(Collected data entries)
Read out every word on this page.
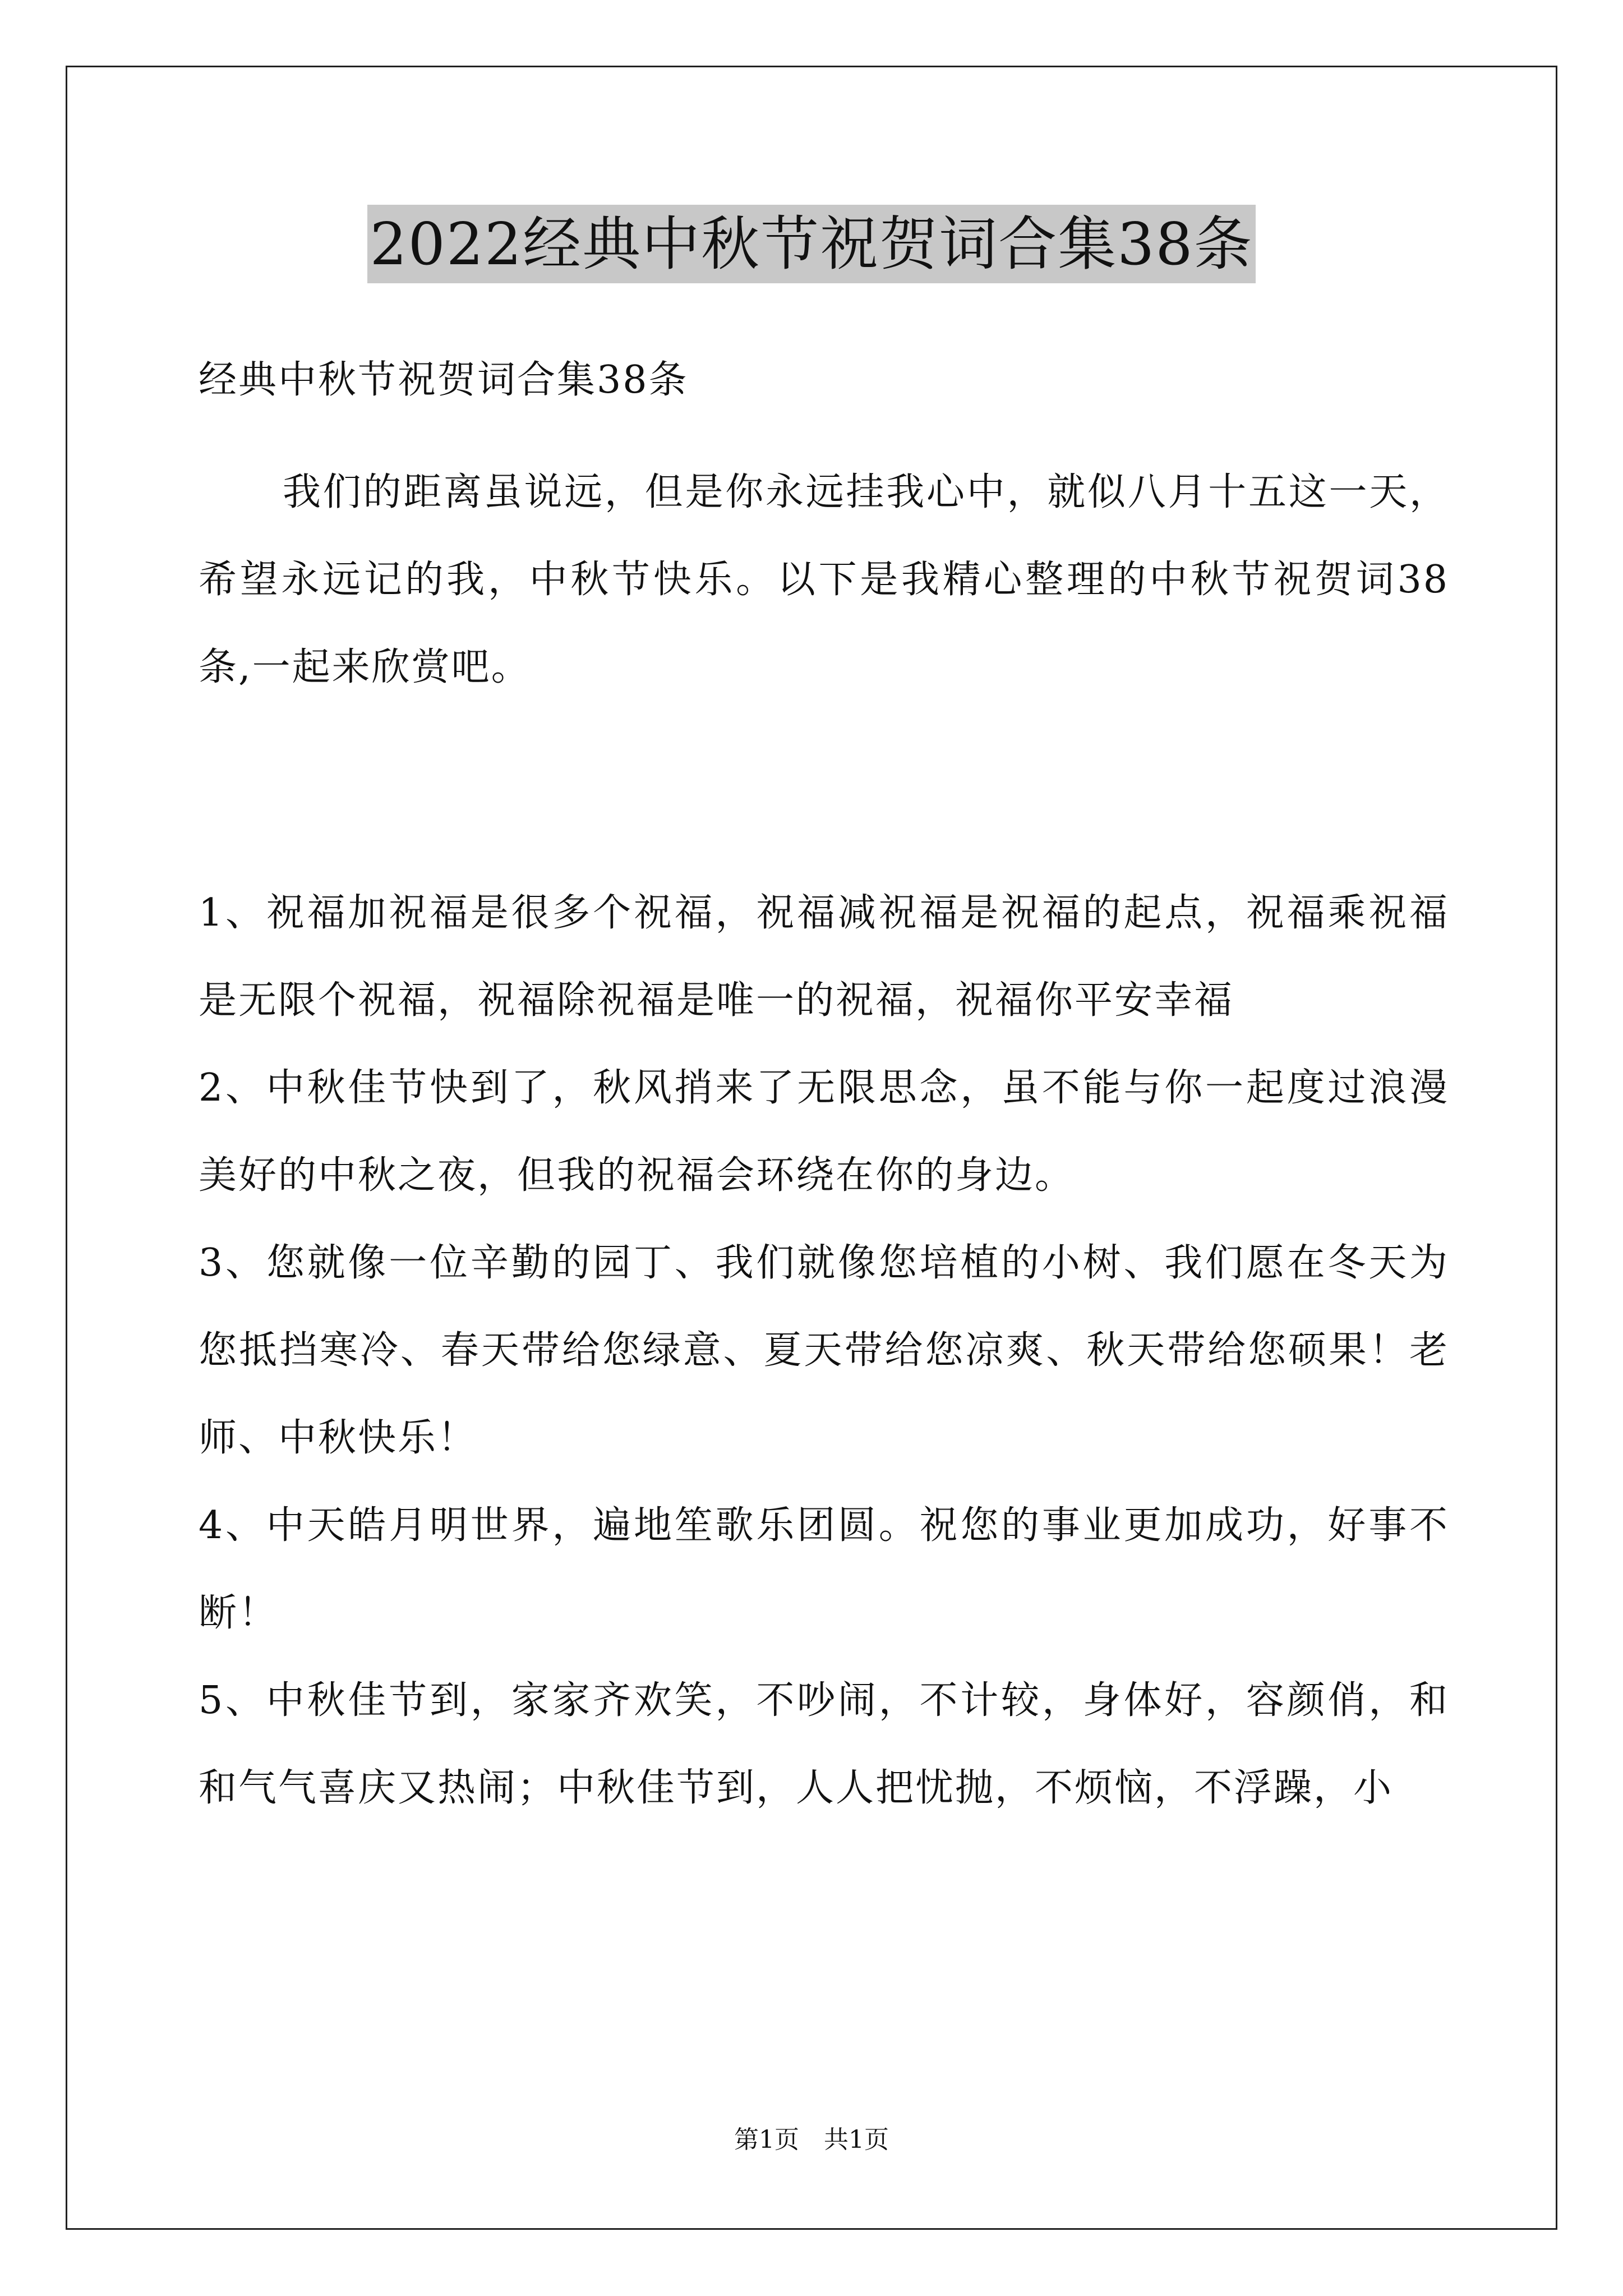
2022经典中秋节祝贺词合集38条
经典中秋节祝贺词合集38条

我们的距离虽说远，但是你永远挂我心中，就似八月十五这一天，希望永远记的我，中秋节快乐。以下是我精心整理的中秋节祝贺词38条,一起来欣赏吧。

1、祝福加祝福是很多个祝福，祝福减祝福是祝福的起点，祝福乘祝福是无限个祝福，祝福除祝福是唯一的祝福，祝福你平安幸福

2、中秋佳节快到了，秋风捎来了无限思念，虽不能与你一起度过浪漫美好的中秋之夜，但我的祝福会环绕在你的身边。

3、您就像一位辛勤的园丁、我们就像您培植的小树、我们愿在冬天为您抵挡寒冷、春天带给您绿意、夏天带给您凉爽、秋天带给您硕果！老师、中秋快乐！

4、中天皓月明世界，遍地笙歌乐团圆。祝您的事业更加成功，好事不断！

5、中秋佳节到，家家齐欢笑，不吵闹，不计较，身体好，容颜俏，和和气气喜庆又热闹；中秋佳节到，人人把忧抛，不烦恼，不浮躁，小

第1页　共1页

* [REQUIRED TASK]:
Reproduce every entry exactly, but omit each picture.

* [OUTPUT OF THE EXERCISE]:
Read out every word on this page.
2022经典中秋节祝贺词合集38条
经典中秋节祝贺词合集38条

我们的距离虽说远，但是你永远挂我心中，就似八月十五这一天，希望永远记的我，中秋节快乐。以下是我精心整理的中秋节祝贺词38条,一起来欣赏吧。

1、祝福加祝福是很多个祝福，祝福减祝福是祝福的起点，祝福乘祝福是无限个祝福，祝福除祝福是唯一的祝福，祝福你平安幸福

2、中秋佳节快到了，秋风捎来了无限思念，虽不能与你一起度过浪漫美好的中秋之夜，但我的祝福会环绕在你的身边。

3、您就像一位辛勤的园丁、我们就像您培植的小树、我们愿在冬天为您抵挡寒冷、春天带给您绿意、夏天带给您凉爽、秋天带给您硕果！老师、中秋快乐！

4、中天皓月明世界，遍地笙歌乐团圆。祝您的事业更加成功，好事不断！

5、中秋佳节到，家家齐欢笑，不吵闹，不计较，身体好，容颜俏，和和气气喜庆又热闹；中秋佳节到，人人把忧抛，不烦恼，不浮躁，小

第1页　共1页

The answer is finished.